→ **Work order**: Where a line of the material contains the string "sell", copy that line.

..............................

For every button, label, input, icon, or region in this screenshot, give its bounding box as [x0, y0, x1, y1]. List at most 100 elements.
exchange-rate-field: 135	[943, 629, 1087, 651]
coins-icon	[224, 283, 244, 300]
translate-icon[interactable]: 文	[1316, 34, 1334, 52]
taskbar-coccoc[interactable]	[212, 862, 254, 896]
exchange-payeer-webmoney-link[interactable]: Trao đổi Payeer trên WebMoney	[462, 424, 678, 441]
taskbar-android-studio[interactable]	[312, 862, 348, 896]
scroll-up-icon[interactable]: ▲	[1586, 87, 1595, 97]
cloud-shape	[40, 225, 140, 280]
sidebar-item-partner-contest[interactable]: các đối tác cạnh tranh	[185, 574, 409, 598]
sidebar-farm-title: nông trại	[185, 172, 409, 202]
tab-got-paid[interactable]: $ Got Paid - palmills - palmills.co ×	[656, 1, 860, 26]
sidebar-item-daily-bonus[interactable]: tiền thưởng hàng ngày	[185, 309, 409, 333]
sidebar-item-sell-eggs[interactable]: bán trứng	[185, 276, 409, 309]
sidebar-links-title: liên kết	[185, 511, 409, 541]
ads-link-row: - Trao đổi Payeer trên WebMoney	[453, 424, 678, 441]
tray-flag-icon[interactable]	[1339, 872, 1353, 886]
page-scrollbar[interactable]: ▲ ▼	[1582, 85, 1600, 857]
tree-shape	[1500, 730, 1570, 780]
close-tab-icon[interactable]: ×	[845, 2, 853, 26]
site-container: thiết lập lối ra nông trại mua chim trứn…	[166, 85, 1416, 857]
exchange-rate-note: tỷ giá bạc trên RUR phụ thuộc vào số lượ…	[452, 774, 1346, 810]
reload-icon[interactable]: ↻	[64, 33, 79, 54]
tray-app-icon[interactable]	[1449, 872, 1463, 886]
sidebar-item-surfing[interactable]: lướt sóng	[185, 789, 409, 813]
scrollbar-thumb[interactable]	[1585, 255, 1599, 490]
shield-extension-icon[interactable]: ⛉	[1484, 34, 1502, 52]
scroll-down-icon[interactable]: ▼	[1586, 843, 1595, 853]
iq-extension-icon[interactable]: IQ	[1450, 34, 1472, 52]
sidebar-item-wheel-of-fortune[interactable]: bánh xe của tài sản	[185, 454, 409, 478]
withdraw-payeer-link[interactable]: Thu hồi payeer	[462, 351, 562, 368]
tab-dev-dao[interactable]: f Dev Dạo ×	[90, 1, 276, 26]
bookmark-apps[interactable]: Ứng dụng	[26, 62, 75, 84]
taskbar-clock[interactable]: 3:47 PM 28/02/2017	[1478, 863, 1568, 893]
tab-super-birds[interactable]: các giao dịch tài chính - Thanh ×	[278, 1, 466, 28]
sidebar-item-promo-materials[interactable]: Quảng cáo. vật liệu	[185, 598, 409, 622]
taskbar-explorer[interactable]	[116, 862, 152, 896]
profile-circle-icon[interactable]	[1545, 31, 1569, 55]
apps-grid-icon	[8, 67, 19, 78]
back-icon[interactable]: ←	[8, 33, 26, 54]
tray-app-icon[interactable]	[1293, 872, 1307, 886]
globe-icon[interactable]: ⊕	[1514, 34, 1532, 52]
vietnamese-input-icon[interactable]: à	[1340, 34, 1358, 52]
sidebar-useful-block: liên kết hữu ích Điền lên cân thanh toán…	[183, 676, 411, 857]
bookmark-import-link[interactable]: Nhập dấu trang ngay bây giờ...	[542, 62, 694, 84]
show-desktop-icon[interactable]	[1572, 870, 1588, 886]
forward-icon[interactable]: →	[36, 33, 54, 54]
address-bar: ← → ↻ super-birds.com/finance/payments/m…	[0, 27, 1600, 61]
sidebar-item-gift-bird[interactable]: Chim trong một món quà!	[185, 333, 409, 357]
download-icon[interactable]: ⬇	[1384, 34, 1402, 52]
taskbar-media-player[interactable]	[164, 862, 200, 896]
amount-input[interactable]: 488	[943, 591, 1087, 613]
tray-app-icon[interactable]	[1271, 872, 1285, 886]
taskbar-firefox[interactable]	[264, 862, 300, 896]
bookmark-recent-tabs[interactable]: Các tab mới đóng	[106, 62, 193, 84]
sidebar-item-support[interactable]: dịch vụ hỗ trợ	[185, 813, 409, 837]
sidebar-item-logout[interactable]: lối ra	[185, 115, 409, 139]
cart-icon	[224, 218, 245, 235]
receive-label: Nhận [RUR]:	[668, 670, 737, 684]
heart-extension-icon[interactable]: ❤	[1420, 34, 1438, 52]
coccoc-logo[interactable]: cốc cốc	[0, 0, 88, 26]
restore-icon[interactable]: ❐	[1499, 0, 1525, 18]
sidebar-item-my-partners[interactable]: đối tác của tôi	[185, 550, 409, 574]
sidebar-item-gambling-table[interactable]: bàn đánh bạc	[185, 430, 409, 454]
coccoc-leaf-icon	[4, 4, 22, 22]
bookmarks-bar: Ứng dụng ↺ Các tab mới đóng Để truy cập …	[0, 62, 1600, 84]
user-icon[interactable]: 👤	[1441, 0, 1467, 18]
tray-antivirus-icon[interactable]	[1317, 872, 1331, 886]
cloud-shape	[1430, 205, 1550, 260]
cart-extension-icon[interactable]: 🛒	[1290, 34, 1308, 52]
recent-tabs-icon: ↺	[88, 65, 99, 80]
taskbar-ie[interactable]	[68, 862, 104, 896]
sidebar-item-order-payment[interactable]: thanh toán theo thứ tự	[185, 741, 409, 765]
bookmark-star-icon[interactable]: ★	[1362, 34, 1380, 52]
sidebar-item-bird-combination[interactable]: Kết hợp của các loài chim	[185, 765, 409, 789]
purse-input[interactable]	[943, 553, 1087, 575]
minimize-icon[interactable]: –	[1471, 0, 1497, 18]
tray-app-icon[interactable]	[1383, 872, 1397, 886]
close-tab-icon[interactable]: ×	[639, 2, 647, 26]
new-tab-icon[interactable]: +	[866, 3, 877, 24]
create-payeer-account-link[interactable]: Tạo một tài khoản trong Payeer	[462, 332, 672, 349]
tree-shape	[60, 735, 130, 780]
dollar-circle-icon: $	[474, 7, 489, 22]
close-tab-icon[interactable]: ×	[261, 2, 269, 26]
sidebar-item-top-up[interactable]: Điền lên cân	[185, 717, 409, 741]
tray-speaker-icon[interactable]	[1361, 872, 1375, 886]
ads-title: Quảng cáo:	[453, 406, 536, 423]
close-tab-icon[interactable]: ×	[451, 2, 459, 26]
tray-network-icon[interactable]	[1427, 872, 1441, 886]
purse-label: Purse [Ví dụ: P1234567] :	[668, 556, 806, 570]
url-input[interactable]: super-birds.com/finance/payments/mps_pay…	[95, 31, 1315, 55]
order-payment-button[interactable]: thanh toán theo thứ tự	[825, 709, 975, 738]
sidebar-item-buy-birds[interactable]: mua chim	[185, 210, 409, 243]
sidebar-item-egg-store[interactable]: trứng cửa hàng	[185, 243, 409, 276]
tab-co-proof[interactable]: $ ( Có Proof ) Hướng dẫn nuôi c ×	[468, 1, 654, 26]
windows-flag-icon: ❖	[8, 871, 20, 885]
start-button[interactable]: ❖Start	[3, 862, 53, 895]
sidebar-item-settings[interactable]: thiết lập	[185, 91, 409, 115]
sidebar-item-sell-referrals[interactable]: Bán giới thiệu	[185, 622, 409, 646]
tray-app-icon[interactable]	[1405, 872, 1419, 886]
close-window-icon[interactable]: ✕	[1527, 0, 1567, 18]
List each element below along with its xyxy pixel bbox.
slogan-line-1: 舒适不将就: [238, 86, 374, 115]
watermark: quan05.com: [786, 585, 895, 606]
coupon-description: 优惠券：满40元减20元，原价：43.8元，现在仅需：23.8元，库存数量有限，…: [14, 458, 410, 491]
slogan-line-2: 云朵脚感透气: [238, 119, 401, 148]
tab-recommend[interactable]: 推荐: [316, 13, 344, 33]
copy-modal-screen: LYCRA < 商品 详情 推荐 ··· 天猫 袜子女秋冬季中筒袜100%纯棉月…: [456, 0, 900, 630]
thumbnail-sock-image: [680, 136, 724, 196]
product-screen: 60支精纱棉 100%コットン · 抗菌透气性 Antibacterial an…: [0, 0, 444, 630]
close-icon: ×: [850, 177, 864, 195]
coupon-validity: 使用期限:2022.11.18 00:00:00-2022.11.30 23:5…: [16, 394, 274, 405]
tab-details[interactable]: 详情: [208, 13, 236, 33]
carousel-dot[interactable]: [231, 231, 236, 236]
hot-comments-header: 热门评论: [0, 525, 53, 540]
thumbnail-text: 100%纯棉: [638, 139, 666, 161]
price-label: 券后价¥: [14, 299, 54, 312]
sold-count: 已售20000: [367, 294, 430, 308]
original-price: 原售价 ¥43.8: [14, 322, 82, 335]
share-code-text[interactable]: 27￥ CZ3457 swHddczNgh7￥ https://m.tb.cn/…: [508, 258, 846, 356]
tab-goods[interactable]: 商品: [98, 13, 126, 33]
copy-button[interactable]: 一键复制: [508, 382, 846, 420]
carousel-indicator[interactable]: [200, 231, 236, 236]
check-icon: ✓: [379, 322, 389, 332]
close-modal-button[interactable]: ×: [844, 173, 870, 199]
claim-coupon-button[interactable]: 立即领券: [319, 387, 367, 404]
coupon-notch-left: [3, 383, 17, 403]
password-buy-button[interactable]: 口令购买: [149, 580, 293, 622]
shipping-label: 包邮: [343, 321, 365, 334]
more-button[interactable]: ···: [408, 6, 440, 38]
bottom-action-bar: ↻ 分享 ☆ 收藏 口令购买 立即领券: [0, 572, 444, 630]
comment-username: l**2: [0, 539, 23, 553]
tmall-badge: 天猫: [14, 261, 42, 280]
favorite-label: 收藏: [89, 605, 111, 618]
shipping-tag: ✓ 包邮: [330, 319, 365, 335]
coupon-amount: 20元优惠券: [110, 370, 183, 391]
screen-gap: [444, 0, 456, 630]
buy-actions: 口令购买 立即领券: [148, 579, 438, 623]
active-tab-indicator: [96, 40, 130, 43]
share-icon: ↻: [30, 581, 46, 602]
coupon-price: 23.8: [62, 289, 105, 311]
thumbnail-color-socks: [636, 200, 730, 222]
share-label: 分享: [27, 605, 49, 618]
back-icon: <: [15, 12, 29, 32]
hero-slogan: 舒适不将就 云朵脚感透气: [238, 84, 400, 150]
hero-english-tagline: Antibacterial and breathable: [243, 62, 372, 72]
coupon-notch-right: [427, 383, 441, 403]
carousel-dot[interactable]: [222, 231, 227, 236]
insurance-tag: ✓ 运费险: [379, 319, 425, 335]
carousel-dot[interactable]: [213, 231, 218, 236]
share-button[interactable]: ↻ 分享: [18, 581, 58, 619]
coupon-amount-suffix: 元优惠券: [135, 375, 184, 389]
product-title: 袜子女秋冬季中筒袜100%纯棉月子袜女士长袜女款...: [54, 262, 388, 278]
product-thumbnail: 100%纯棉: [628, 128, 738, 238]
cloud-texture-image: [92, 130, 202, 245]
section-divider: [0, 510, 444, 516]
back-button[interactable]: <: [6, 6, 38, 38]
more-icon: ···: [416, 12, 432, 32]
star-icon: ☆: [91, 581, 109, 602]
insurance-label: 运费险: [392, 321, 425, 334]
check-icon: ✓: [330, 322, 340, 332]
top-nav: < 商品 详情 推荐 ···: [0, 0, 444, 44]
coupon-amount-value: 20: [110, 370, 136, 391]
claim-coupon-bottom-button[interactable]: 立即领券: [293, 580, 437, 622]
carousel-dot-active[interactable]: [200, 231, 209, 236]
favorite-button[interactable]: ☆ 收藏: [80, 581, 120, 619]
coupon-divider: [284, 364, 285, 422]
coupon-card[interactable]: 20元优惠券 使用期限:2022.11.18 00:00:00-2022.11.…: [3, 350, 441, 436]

..............................

→ **Exercise result**:
sidebar-item-sell-eggs[interactable]: bán trứng	[185, 276, 409, 309]
sidebar-item-sell-referrals[interactable]: Bán giới thiệu	[185, 622, 409, 646]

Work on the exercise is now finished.